● DIRECTIONS FOR THIS TASK: Which lines in the entries below contain the word "capacitor"? Pick out and copy each such line, treating uppercase and lowercase as different.

● MATERIAL:
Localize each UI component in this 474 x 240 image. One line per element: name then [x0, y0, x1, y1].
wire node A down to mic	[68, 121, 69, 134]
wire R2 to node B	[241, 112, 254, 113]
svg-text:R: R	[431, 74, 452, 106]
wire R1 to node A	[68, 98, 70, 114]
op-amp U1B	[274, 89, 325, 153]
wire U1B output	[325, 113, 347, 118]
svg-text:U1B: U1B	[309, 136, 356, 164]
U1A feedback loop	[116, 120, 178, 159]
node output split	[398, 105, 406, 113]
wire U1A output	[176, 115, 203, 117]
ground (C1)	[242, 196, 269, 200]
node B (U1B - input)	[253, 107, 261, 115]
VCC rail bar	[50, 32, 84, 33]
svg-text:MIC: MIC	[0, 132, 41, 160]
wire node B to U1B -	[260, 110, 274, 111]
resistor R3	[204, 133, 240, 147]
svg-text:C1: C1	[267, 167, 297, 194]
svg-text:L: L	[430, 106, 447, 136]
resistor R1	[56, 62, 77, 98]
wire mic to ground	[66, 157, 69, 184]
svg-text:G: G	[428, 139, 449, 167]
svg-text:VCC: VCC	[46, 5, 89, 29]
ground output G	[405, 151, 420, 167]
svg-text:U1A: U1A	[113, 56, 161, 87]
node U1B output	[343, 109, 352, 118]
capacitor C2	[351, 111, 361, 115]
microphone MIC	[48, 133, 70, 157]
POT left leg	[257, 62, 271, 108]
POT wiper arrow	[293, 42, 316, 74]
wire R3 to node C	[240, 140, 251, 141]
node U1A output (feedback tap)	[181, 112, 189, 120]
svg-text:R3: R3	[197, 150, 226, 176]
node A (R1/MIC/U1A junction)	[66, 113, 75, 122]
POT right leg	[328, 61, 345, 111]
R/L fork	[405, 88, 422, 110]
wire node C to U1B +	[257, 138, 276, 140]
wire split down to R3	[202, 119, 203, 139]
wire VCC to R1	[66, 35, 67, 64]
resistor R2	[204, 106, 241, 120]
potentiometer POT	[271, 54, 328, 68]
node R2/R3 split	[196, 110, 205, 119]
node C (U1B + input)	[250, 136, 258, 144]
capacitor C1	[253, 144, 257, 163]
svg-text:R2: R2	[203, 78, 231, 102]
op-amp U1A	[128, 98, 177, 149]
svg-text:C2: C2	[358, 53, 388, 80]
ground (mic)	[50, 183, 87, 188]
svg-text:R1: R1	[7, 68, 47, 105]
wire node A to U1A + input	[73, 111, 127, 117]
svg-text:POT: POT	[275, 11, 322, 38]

● ANSWER TO THE TASK:
capacitor C2	[351, 111, 361, 115]
capacitor C1	[253, 144, 257, 163]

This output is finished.